> [PASAJE PROPORCIONADO]:
• • • • • • •
Es en ese marco donde José Antonio Kast aparece menos como heredero de una nostalgia que como el portavoz de una reacción. Su propuesta no busca reabrir el pasado ni redefinir el modelo de desarrollo, sino restaurar un orden que, según su relato, habría sido erosionado por el progresismo, la permisividad y la fragmentación cultural. La paradoja —o, si se quiere, la ironía— es que esa promesa de restauración del orden público, de la autoridad del Estado y de una concepción tradicional de la nación remite a una tradición ideológica profundamente chilena, la doctrina gremialista de la subsidiariedad, que fue uno de los pilares doctrinarios del régimen de Pinochet y que se proyectó en la derecha a través de la UDI, partido del que más tarde se escindiría el Partido Republicano.
• • • • • • •
> [MATERIAL PROPORCIONADO]:

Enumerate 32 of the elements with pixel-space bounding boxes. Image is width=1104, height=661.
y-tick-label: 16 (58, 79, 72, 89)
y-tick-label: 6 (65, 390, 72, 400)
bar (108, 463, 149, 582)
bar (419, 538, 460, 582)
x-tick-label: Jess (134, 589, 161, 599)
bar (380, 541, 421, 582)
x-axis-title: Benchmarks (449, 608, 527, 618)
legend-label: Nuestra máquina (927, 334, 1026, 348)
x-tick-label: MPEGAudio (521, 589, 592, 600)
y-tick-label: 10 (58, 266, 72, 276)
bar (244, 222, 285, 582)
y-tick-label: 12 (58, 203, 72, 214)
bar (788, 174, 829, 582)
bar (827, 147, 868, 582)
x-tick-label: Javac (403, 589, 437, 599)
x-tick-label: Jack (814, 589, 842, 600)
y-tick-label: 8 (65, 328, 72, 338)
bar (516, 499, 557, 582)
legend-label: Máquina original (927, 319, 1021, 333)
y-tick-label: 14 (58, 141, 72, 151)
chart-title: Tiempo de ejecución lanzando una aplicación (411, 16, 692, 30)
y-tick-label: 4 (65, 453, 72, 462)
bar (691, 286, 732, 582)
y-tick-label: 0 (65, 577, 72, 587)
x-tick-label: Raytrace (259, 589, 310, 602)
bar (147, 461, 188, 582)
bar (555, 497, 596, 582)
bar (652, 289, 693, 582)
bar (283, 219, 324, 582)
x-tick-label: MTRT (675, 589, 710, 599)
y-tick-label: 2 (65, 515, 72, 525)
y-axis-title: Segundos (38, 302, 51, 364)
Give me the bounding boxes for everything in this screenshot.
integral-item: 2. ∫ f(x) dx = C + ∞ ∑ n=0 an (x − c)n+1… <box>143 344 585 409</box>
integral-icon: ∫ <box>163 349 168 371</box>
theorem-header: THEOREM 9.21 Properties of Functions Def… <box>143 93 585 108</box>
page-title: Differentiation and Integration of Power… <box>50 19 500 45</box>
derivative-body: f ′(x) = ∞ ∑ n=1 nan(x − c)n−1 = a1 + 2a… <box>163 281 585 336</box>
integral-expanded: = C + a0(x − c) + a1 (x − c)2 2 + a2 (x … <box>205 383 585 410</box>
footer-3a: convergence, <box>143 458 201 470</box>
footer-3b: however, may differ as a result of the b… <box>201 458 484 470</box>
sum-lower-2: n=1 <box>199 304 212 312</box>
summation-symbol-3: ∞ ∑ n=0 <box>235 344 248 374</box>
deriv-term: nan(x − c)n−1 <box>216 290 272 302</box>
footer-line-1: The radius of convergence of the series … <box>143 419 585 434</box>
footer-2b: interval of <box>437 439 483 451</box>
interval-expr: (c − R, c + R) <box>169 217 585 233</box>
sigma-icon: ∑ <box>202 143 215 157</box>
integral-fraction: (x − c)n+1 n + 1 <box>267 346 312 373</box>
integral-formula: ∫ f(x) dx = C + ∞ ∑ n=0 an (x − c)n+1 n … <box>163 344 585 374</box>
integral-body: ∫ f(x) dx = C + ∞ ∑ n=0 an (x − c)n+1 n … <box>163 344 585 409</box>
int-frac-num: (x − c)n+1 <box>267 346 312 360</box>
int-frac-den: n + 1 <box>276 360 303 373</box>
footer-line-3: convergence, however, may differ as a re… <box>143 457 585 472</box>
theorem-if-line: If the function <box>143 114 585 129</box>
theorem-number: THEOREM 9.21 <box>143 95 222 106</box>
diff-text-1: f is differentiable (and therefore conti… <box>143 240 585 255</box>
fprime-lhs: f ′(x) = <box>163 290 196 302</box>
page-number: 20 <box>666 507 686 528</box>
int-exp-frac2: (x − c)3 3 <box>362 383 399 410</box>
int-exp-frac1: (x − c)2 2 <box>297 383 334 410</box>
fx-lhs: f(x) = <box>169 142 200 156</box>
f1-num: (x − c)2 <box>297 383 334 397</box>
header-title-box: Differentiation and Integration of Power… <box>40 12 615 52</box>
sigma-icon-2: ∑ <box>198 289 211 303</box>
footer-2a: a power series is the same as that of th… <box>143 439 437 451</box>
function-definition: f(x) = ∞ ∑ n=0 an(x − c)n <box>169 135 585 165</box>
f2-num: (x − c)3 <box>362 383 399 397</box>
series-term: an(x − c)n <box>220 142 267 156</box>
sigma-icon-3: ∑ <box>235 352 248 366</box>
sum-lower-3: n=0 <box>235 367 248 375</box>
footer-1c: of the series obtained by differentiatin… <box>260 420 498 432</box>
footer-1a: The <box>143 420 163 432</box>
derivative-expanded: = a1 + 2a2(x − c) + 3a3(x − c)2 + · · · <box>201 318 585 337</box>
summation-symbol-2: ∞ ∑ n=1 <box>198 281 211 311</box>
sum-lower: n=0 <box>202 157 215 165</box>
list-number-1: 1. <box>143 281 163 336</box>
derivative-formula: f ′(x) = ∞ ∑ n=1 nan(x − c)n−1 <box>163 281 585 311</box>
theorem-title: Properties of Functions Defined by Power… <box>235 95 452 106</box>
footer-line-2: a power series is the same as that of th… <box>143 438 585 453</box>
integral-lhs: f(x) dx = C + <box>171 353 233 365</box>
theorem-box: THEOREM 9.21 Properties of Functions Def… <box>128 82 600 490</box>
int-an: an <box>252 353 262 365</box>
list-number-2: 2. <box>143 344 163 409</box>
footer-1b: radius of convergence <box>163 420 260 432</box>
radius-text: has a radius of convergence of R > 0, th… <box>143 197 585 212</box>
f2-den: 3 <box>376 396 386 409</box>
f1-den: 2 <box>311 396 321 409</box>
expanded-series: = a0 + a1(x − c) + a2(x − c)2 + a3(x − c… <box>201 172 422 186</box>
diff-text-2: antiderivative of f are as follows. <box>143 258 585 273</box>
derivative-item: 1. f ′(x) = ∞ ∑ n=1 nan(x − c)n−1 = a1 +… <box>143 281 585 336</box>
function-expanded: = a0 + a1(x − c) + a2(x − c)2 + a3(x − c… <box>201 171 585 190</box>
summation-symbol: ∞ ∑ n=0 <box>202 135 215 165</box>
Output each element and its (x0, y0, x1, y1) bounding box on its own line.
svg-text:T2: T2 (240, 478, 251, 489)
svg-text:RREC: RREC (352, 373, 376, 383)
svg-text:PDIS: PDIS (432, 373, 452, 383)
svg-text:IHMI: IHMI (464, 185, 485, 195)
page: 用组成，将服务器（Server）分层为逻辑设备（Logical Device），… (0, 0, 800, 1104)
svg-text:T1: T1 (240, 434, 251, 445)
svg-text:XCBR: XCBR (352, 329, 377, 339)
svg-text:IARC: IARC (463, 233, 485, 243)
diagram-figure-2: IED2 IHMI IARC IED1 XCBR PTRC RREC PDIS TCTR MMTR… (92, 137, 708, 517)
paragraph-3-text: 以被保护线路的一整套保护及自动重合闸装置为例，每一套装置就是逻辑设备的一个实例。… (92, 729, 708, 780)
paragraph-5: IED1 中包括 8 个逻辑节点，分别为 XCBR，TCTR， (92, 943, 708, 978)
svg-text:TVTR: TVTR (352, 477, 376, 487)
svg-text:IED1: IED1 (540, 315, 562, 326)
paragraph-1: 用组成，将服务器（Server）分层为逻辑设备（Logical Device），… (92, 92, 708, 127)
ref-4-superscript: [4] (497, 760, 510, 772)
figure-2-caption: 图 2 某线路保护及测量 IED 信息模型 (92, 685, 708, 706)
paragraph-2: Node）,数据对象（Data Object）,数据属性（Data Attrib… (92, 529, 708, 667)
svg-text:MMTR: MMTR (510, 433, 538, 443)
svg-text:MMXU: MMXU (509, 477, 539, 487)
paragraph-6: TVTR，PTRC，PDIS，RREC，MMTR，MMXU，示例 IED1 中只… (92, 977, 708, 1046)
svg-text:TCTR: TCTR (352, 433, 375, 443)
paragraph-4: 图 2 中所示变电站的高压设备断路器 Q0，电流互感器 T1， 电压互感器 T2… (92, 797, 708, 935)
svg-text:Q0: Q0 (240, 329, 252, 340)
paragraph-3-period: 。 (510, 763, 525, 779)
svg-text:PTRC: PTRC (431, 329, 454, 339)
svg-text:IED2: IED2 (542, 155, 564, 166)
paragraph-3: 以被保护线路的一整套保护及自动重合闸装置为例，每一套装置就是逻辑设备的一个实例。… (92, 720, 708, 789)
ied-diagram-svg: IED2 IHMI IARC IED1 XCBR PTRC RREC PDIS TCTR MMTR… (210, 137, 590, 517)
• • • • • • •
> [DETALLES DE LA TAREA]:
Escribe la continuación del pasaje sobre José Antonio Kast y la tradición gremialista, a partir de su última oración. Las entradas proceden de otra fuente.

> [ESPACIO DE RESPUESTA]:
En el ámbito económico, Kast promueve una agenda enfocada en rebajar los impuestos, contener el gasto público aplicando criterios de eficiencia en las políticas sociales, y fomentar la inversión privada. El objetivo declarado es recuperar la confianza de los mercados y reactivar el crecimiento, bajo la premisa de que este terminará beneficiando al conjunto de la sociedad. Sin embargo, la cautela con la que su entorno aborda los eventuales ajustes revela los límites de ese planteamiento. “Si decimos qué vamos a recortar, al otro día tenemos la calle incendiada”, admitió recientemente Rodolfo Carter, uno de sus portavoces. Ese diagnóstico convive, además, con una realidad marcada por la precariedad laboral, el endeudamiento de los hogares y una desigualdad persistente, lo que plantea interrogantes sobre la viabilidad social de una agenda centrada casi exclusivamente en la estabilidad macroeconómica.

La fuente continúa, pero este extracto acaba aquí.